Saved entries:
-=-=-

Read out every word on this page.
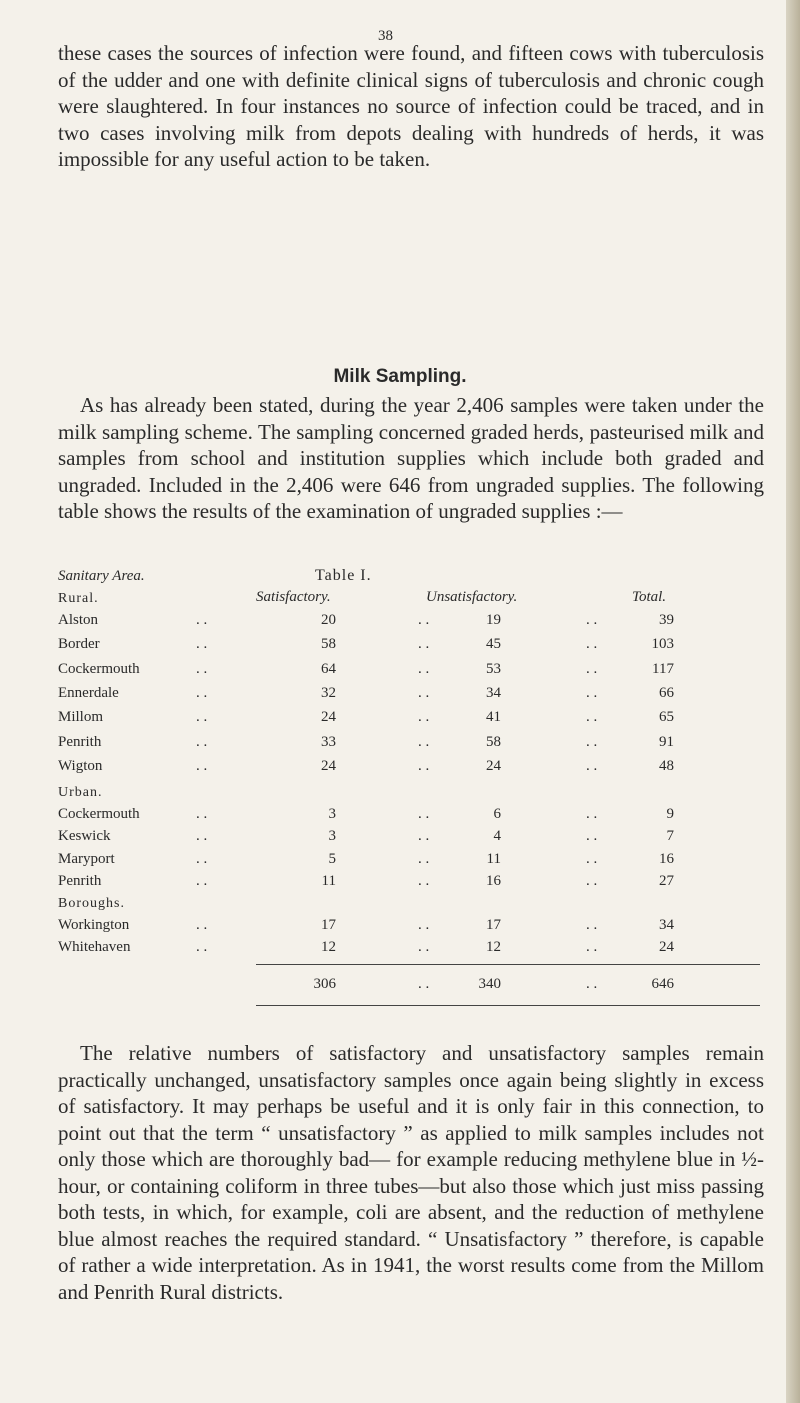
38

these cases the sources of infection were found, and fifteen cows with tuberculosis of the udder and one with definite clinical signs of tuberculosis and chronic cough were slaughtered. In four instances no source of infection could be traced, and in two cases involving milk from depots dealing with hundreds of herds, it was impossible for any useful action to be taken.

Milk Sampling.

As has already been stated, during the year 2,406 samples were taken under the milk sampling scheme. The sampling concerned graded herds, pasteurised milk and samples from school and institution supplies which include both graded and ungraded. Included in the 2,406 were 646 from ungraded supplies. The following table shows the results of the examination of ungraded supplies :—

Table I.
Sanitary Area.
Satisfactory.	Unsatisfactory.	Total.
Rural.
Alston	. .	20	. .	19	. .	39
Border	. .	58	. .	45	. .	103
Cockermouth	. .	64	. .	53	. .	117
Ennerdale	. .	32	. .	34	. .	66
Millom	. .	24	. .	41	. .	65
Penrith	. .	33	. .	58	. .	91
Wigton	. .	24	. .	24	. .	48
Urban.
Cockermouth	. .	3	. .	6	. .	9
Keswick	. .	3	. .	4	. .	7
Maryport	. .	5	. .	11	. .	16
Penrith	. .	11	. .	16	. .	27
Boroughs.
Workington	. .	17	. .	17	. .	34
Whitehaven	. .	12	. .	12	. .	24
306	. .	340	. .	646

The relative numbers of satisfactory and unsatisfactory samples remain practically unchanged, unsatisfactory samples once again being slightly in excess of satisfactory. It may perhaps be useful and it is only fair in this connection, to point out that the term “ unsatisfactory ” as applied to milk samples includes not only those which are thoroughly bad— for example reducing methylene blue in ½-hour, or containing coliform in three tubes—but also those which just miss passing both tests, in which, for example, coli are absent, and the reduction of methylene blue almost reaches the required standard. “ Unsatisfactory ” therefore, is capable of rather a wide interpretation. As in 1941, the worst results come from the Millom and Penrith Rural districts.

-=-=-

Copy out the whole listing exactly, and don't carry over any pictures.

▸ **Response**:
Read out every word on this page.
38

these cases the sources of infection were found, and fifteen cows with tuberculosis of the udder and one with definite clinical signs of tuberculosis and chronic cough were slaughtered. In four instances no source of infection could be traced, and in two cases involving milk from depots dealing with hundreds of herds, it was impossible for any useful action to be taken.

Milk Sampling.

As has already been stated, during the year 2,406 samples were taken under the milk sampling scheme. The sampling concerned graded herds, pasteurised milk and samples from school and institution supplies which include both graded and ungraded. Included in the 2,406 were 646 from ungraded supplies. The following table shows the results of the examination of ungraded supplies :—

Table I.
Sanitary Area.
Satisfactory.	Unsatisfactory.	Total.
Rural.
Alston	. .	20	. .	19	. .	39
Border	. .	58	. .	45	. .	103
Cockermouth	. .	64	. .	53	. .	117
Ennerdale	. .	32	. .	34	. .	66
Millom	. .	24	. .	41	. .	65
Penrith	. .	33	. .	58	. .	91
Wigton	. .	24	. .	24	. .	48
Urban.
Cockermouth	. .	3	. .	6	. .	9
Keswick	. .	3	. .	4	. .	7
Maryport	. .	5	. .	11	. .	16
Penrith	. .	11	. .	16	. .	27
Boroughs.
Workington	. .	17	. .	17	. .	34
Whitehaven	. .	12	. .	12	. .	24
306	. .	340	. .	646

The relative numbers of satisfactory and unsatisfactory samples remain practically unchanged, unsatisfactory samples once again being slightly in excess of satisfactory. It may perhaps be useful and it is only fair in this connection, to point out that the term “ unsatisfactory ” as applied to milk samples includes not only those which are thoroughly bad— for example reducing methylene blue in ½-hour, or containing coliform in three tubes—but also those which just miss passing both tests, in which, for example, coli are absent, and the reduction of methylene blue almost reaches the required standard. “ Unsatisfactory ” therefore, is capable of rather a wide interpretation. As in 1941, the worst results come from the Millom and Penrith Rural districts.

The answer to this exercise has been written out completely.